### Input data
= = =

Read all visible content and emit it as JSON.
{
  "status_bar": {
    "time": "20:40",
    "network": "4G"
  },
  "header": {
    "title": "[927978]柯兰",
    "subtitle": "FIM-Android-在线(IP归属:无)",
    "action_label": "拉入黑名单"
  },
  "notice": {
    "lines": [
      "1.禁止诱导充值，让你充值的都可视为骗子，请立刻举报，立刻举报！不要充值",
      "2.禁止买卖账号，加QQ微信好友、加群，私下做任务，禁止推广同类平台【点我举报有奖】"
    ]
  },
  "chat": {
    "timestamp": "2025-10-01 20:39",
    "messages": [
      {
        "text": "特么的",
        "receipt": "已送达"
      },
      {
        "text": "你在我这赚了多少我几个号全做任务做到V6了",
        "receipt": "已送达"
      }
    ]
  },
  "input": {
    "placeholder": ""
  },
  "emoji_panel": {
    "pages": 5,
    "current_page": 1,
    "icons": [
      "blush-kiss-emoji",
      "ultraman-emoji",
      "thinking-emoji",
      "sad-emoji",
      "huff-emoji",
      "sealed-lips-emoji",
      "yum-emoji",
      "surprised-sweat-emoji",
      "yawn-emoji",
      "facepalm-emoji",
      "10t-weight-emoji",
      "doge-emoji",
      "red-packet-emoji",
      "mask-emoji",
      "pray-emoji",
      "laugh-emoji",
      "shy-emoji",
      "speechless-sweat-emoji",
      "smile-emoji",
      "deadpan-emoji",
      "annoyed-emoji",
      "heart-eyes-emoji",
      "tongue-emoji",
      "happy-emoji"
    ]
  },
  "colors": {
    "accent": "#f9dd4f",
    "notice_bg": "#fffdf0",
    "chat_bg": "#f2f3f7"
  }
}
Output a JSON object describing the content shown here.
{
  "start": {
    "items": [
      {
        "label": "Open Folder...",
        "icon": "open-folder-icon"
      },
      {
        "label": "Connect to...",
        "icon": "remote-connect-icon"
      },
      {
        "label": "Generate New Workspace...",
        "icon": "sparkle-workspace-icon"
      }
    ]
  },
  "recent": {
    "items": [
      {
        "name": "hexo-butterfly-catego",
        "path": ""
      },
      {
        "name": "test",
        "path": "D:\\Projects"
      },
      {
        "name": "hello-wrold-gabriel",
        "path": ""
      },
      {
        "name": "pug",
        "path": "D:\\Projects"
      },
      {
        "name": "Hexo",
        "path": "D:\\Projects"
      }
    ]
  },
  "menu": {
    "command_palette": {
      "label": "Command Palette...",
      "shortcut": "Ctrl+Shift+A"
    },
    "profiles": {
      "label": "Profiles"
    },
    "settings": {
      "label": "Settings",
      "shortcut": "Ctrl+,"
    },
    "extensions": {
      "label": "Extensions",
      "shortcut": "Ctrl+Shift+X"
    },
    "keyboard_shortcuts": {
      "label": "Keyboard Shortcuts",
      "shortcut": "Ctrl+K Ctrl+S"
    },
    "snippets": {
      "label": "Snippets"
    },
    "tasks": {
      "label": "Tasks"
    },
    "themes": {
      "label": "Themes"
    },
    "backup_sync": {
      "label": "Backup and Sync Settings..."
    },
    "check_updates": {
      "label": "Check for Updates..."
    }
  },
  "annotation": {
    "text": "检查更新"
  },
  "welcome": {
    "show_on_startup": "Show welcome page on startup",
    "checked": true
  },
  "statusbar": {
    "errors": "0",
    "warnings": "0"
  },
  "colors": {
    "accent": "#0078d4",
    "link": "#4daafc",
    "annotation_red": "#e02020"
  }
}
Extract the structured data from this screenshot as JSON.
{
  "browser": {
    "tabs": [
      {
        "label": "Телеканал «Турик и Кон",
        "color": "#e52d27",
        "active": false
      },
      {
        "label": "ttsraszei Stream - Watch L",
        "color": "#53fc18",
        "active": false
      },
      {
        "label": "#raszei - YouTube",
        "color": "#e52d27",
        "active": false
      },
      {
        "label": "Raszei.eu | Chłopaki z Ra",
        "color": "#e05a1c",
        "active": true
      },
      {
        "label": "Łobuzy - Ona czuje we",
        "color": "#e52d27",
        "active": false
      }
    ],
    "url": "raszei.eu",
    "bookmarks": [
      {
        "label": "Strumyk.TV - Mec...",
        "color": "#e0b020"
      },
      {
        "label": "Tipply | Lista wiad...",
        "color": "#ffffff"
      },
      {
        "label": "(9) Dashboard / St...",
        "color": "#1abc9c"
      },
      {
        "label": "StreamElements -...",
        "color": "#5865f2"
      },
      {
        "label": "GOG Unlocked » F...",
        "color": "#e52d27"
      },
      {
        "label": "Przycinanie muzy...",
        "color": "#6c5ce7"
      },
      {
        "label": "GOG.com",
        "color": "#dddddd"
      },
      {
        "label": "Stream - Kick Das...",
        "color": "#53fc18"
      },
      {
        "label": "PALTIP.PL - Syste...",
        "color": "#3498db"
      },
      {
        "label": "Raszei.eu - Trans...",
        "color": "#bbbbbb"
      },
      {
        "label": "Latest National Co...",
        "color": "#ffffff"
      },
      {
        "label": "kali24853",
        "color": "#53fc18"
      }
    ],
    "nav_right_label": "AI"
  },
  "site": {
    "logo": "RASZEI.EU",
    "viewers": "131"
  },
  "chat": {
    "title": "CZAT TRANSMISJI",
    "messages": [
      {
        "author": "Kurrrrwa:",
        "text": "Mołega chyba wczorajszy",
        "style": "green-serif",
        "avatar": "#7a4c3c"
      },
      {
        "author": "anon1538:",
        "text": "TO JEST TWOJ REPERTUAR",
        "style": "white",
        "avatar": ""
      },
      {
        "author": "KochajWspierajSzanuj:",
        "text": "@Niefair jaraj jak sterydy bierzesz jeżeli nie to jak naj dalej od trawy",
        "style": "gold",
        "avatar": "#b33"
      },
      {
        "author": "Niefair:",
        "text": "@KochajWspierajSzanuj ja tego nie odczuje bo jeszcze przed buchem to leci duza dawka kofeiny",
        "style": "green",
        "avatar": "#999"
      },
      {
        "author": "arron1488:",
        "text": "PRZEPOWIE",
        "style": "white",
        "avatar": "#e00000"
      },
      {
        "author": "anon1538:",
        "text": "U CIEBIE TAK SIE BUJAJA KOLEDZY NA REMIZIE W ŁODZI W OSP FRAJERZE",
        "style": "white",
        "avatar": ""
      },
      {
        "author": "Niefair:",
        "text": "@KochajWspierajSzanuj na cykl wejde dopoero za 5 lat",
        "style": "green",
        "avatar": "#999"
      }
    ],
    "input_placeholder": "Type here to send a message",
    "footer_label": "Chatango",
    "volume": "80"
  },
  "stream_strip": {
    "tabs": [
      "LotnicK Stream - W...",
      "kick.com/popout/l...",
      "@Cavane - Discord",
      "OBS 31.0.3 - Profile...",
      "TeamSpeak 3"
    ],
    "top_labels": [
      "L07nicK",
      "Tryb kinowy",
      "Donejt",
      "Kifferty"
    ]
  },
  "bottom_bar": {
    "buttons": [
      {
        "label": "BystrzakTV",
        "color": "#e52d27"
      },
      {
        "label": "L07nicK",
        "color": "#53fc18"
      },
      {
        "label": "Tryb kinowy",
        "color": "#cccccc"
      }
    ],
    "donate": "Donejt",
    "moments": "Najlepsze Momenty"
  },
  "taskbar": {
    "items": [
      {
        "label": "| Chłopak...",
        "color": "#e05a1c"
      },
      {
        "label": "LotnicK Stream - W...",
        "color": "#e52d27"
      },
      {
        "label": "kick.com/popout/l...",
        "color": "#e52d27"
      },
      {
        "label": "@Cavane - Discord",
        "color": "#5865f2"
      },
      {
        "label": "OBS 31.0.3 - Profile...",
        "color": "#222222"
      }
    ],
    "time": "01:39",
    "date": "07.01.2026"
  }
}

= = =

### Written instruction
Find the string "Shift" in the entries above and return each line that holds it.

### Solution to the problem
      "shortcut": "Ctrl+Shift+A"
      "shortcut": "Ctrl+Shift+X"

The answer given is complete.